## SELECTED EXTRACT
· · · ·

The Chronicle

TRAUMA TAKES TOLL ON FAMILIES

Intensive care specialist backs Chronicle’s road safety campaign

- Tara Miko tara.miko@thechronic­le.com.au

YOU may not remember lying in the intensive care unit connected to a machine helping you take your next breath, but your family will.

Sitting beside you, they will struggle to cope with the overwhelmi­ng sense of helplessne­ss and shock.

Working amid the chaos of the busy ward will be the doctors and nurses keeping a constant check on your condition, fighting to save your life.

It’s a scenario Toowoomba Hospital intensive care unit specialist Dr Adam Visser has seen played out too many times with, tragically, too many fatal endings over his 16-year medical career.

Dr Visser has joined The Chronicle’s Give... Don’t Grieve road safety campaign to keep his ward empty of road trauma victims.

“Most trauma patients won’t remember any of their time in intensive care – it’s actually a lot harder on their families,” he said.

By the time road trauma victims enter the ICU, specialist­s have done what they can to save their lives.

Dr Visser said the ward was exposed to a “small portion of a patient’s journey through the hospital”, but it was enough to see the impact it had on their families.

“There is a lot of road trauma around Christmas with people travelling long distances, having a little too much to drink from time to time and getting involved in the silly season,” he said.

“It’s their families we get to know a little but we can’t begin to understand what they’re going through.

· · · ·

## EXTRACTED INFORMATION
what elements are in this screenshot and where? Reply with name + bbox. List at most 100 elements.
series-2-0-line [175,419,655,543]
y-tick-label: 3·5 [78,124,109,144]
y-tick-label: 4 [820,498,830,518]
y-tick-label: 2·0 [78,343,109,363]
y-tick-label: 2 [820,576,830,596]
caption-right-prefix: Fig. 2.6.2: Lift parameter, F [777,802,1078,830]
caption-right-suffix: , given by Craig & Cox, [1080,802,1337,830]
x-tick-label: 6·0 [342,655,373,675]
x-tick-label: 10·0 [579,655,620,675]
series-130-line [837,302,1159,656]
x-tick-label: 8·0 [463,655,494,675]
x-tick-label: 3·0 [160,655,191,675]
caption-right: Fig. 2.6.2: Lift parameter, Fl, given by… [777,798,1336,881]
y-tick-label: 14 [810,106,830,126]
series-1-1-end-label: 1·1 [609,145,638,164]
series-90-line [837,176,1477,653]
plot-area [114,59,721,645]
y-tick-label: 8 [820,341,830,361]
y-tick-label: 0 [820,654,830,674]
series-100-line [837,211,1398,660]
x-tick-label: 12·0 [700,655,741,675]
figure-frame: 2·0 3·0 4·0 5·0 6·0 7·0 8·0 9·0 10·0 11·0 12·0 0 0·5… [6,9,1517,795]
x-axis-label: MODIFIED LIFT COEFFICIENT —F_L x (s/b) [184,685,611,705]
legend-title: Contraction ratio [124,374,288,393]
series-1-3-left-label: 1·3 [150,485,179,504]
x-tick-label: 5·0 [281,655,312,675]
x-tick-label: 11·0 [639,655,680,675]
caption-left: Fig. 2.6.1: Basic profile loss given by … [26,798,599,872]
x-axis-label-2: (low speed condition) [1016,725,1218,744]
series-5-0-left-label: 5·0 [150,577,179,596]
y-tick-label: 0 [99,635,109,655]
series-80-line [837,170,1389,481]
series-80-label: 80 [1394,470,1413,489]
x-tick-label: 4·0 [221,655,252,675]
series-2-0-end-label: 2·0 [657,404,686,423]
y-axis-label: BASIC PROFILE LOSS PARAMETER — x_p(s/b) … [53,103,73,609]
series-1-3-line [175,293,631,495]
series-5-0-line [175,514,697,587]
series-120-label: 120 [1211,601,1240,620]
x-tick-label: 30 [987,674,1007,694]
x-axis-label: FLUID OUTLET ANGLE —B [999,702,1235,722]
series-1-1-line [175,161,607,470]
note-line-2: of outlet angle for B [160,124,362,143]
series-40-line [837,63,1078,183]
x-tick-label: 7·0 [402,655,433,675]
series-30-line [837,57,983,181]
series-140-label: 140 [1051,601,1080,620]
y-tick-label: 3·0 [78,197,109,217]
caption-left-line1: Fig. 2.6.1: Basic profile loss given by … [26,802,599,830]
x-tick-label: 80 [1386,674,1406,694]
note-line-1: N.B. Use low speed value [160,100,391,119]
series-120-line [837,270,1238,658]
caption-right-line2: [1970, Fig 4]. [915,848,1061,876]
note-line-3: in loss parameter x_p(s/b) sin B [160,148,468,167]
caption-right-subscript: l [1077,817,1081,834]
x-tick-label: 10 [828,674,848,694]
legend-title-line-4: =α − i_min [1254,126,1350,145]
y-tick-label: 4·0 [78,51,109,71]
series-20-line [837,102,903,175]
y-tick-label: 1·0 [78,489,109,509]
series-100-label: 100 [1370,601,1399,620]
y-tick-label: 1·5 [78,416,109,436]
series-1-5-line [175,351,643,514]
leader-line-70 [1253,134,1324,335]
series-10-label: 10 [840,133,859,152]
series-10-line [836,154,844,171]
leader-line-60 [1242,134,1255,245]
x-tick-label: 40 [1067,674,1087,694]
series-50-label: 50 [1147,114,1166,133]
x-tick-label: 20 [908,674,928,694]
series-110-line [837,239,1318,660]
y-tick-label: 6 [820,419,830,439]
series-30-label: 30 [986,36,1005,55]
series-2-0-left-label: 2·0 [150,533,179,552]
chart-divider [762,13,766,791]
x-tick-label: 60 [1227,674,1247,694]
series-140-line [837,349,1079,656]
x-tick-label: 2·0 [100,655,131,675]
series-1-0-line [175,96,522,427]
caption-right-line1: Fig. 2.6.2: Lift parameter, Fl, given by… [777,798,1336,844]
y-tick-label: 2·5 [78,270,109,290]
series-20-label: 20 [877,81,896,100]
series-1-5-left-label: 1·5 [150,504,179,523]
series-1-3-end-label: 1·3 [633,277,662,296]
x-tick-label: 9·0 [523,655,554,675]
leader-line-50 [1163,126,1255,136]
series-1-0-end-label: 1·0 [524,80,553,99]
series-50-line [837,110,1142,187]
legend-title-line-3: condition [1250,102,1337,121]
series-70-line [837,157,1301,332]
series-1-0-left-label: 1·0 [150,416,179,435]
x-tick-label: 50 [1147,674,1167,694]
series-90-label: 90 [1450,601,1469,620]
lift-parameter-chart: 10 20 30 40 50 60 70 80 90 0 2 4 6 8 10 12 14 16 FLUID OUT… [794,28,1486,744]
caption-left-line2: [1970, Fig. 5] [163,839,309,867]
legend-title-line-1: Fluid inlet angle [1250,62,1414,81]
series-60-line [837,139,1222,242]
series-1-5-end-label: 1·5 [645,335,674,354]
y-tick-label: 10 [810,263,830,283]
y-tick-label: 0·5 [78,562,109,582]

· · · ·

## WHAT NEEDS TO BE DONE
Please extract the full road trauma article word for word. The rows come from a different source than the road trauma article.

## RESULT BELOW
The Chronicle

TRAUMA TAKES TOLL ON FAMILIES

Intensive care specialist backs Chronicle’s road safety campaign

- Tara Miko tara.miko@thechronic­le.com.au

YOU may not remember lying in the intensive care unit connected to a machine helping you take your next breath, but your family will.

Sitting beside you, they will struggle to cope with the overwhelmi­ng sense of helplessne­ss and shock.

Working amid the chaos of the busy ward will be the doctors and nurses keeping a constant check on your condition, fighting to save your life.

It’s a scenario Toowoomba Hospital intensive care unit specialist Dr Adam Visser has seen played out too many times with, tragically, too many fatal endings over his 16-year medical career.

Dr Visser has joined The Chronicle’s Give... Don’t Grieve road safety campaign to keep his ward empty of road trauma victims.

“Most trauma patients won’t remember any of their time in intensive care – it’s actually a lot harder on their families,” he said.

By the time road trauma victims enter the ICU, specialist­s have done what they can to save their lives.

Dr Visser said the ward was exposed to a “small portion of a patient’s journey through the hospital”, but it was enough to see the impact it had on their families.

“There is a lot of road trauma around Christmas with people travelling long distances, having a little too much to drink from time to time and getting involved in the silly season,” he said.

“It’s their families we get to know a little but we can’t begin to understand what they’re going through.